— begin Stored data —

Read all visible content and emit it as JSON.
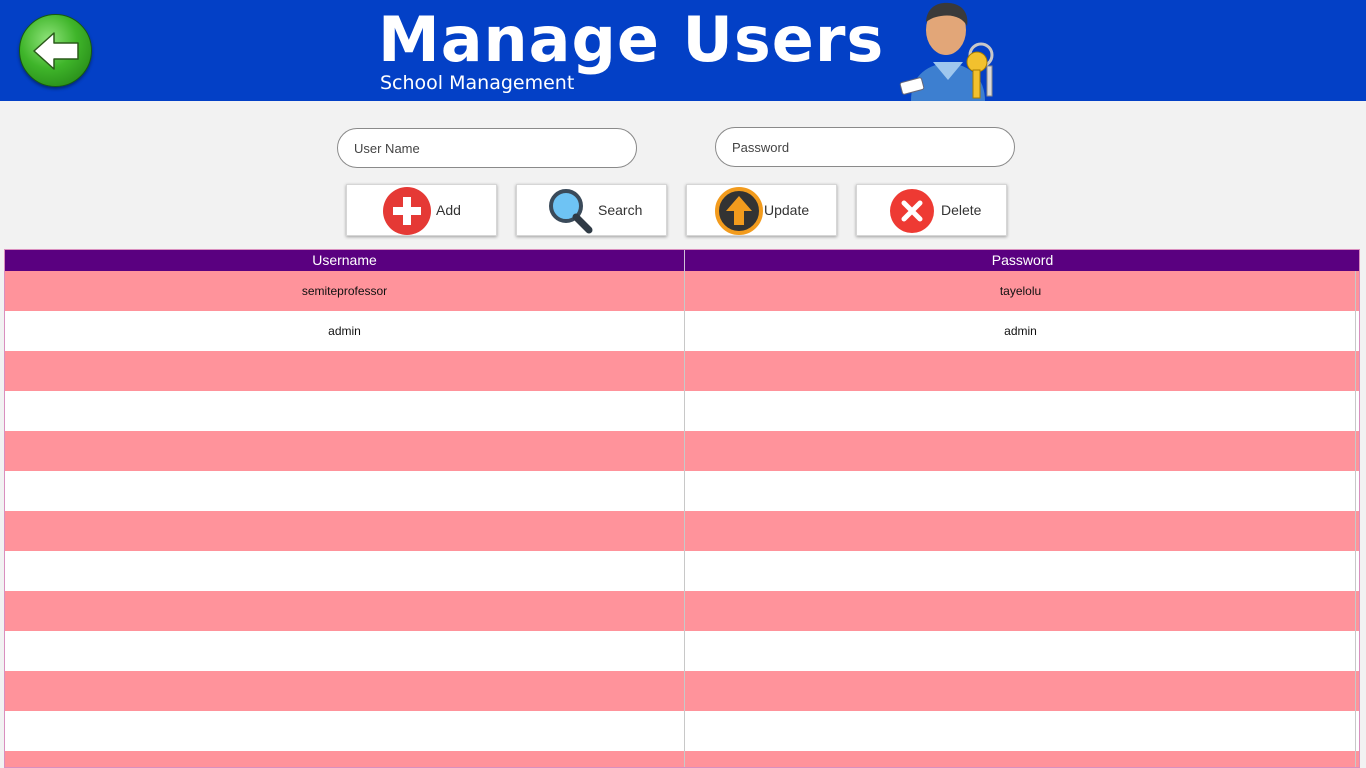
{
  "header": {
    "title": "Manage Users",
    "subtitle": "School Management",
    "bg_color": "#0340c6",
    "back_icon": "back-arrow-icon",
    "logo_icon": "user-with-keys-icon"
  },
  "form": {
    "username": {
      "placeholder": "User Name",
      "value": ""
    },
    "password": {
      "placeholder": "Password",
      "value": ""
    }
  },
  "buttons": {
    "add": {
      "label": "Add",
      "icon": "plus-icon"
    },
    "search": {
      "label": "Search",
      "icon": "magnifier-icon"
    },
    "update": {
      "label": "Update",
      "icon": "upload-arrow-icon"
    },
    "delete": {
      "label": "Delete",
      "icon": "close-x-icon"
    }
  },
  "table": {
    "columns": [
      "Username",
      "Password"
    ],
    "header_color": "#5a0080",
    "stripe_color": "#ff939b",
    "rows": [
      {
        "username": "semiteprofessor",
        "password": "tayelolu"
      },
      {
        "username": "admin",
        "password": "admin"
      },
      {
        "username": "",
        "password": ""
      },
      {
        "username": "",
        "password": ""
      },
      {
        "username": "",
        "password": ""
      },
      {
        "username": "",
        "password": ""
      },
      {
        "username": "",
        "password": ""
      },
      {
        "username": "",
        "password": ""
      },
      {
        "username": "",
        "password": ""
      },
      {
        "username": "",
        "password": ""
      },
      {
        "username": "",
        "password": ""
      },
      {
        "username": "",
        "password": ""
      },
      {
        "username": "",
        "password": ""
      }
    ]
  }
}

— end Stored data —

**Written instruction**.
Write the entries above out in full, exactly, with no images.

**Answer**.
Read all visible content and emit it as JSON.
{
  "header": {
    "title": "Manage Users",
    "subtitle": "School Management",
    "bg_color": "#0340c6",
    "back_icon": "back-arrow-icon",
    "logo_icon": "user-with-keys-icon"
  },
  "form": {
    "username": {
      "placeholder": "User Name",
      "value": ""
    },
    "password": {
      "placeholder": "Password",
      "value": ""
    }
  },
  "buttons": {
    "add": {
      "label": "Add",
      "icon": "plus-icon"
    },
    "search": {
      "label": "Search",
      "icon": "magnifier-icon"
    },
    "update": {
      "label": "Update",
      "icon": "upload-arrow-icon"
    },
    "delete": {
      "label": "Delete",
      "icon": "close-x-icon"
    }
  },
  "table": {
    "columns": [
      "Username",
      "Password"
    ],
    "header_color": "#5a0080",
    "stripe_color": "#ff939b",
    "rows": [
      {
        "username": "semiteprofessor",
        "password": "tayelolu"
      },
      {
        "username": "admin",
        "password": "admin"
      },
      {
        "username": "",
        "password": ""
      },
      {
        "username": "",
        "password": ""
      },
      {
        "username": "",
        "password": ""
      },
      {
        "username": "",
        "password": ""
      },
      {
        "username": "",
        "password": ""
      },
      {
        "username": "",
        "password": ""
      },
      {
        "username": "",
        "password": ""
      },
      {
        "username": "",
        "password": ""
      },
      {
        "username": "",
        "password": ""
      },
      {
        "username": "",
        "password": ""
      },
      {
        "username": "",
        "password": ""
      }
    ]
  }
}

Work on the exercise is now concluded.